WRITTEN TASK A
In the extract on future reference sentence extraction below, what break-even point did the fully optimized model finally reach?
WRITTEN TASK B
Please turn the paragraph of the future reference sentence extract that begins "The test datasets were applied" into a short bulleted list that keeps its main facts.
WRITTEN TASK C
From the future reference sentence extract below, reproduce word for word the stretch from "The test datasets" through "of the results.".

EXTRACT
All combinations of the above modifications are tested in the experiments.

Examples of extracted MoPs of FRS and non-FRS with their occurrences were shown in Table2.

Future Reference Sentence Extraction with Morphosemantic Patterns

From three newspaper corpora4 we collected and annotated a dataset containing equal number of (1) sentences referring to future events and (2) other (describing past, or present events). We conducted an evaluation experiment with training dataset containing 130 sentences each, furthermore as the test data we used randomly extracted additional 170 sentences from the news corpora.

The test datasets were applied in a text classification task with 10-fold cross validation. Each classified test sentence was given a score calculated as a sum of weights of patterns extracted from training data and found in the input sentence. The results were calculated with Precision, Recall and balanced F-score. We compared fourteen classifier versions. The results indicated that the highest overall performance was obtained by the version using pattern list containing all patterns (including ambiguous patterns and n-grams). We looked at top scores within the threshold, checked which version got the highest break-even point (BEP) of Precision and Recall, and calculated statistical significance of the results.

Finally, we compared the proposed method to [Jatowt et al. 2013], who extracted future reference sentences with 10 words explicitly referring to the future, such as “will” or “is likely to”, etc. In comparison, the proposed method obtained better results even when only 10 most frequent MoPs were used (see Table 3 for details).

Moreover, we verified the performance of the fully optimized model. We retrained the best model using all sentences from the initial training dataset and verified the performance by classifying the new validation set. The final overall performance was represented in Figure 1. Finally, the obtained BEP was 0.76.

Future Prediction Support Experiment

The validity of the method described in previous section needs to be tested twofold. Firstly, by verifying the capability of the method to provide a support for human users performing a task of prediction of how a future event will unfold. Secondly, by testing a fully automated process of prediction.

STORED RECORDS
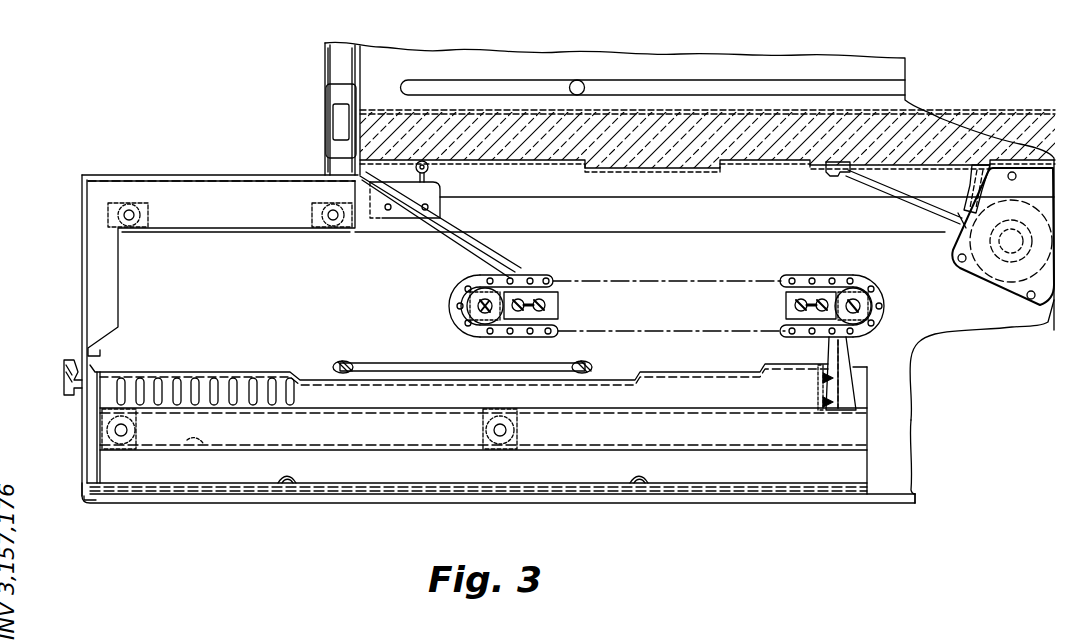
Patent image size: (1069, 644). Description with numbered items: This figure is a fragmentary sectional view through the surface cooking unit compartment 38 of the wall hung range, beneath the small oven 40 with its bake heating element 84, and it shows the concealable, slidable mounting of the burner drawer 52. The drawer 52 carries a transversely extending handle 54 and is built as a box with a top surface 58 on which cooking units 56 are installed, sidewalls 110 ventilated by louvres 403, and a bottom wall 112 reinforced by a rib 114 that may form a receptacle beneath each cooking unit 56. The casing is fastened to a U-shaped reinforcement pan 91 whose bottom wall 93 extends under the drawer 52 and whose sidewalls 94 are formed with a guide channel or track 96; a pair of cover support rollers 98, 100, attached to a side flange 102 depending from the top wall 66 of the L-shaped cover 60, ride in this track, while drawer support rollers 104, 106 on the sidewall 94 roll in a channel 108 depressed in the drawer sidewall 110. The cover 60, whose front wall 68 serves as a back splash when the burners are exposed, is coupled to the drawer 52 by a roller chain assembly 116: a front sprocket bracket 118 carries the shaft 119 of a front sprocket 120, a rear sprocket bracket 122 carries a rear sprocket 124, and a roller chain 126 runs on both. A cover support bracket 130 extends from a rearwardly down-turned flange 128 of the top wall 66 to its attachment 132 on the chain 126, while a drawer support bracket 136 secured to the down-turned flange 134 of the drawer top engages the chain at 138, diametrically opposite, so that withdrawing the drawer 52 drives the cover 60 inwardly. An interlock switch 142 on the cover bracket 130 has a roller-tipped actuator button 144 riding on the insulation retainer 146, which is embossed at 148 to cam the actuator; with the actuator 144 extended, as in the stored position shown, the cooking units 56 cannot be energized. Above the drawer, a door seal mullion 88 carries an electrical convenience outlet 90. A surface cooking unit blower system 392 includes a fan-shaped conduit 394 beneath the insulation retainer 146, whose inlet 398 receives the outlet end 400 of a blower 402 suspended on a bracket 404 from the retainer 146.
...
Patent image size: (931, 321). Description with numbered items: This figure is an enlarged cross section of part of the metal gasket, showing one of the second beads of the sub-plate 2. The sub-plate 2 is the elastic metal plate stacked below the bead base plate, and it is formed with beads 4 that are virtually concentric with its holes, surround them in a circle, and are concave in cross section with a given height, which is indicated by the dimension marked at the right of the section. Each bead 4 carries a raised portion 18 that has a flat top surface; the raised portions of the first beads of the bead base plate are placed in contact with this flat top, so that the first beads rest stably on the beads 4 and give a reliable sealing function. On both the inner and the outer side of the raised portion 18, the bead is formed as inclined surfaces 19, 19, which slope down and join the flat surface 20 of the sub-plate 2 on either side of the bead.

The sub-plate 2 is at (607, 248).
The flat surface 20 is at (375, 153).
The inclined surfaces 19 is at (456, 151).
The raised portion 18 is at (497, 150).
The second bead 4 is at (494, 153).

ANSWER A
0.76

ANSWER B
- The test datasets were used in a text classification task with 10-fold cross validation.
- Each test sentence was scored as the sum of weights of patterns extracted from training data and found in that sentence.
- Results were calculated with Precision, Recall and balanced F-score.
- Fourteen classifier versions were compared.
- The highest overall performance came from the version using the list of all patterns, including ambiguous patterns and n-grams.
- The top scores within the threshold were examined, the version with the highest break-even point (BEP) of Precision and Recall was identified, and statistical significance was calculated.

ANSWER C
The test datasets were applied in a text classification task with 10-fold cross validation. Each classified test sentence was given a score calculated as a sum of weights of patterns extracted from training data and found in the input sentence. The results were calculated with Precision, Recall and balanced F-score. We compared fourteen classifier versions. The results indicated that the highest overall performance was obtained by the version using pattern list containing all patterns (including ambiguous patterns and n-grams). We looked at top scores within the threshold, checked which version got the highest break-even point (BEP) of Precision and Recall, and calculated statistical significance of the results.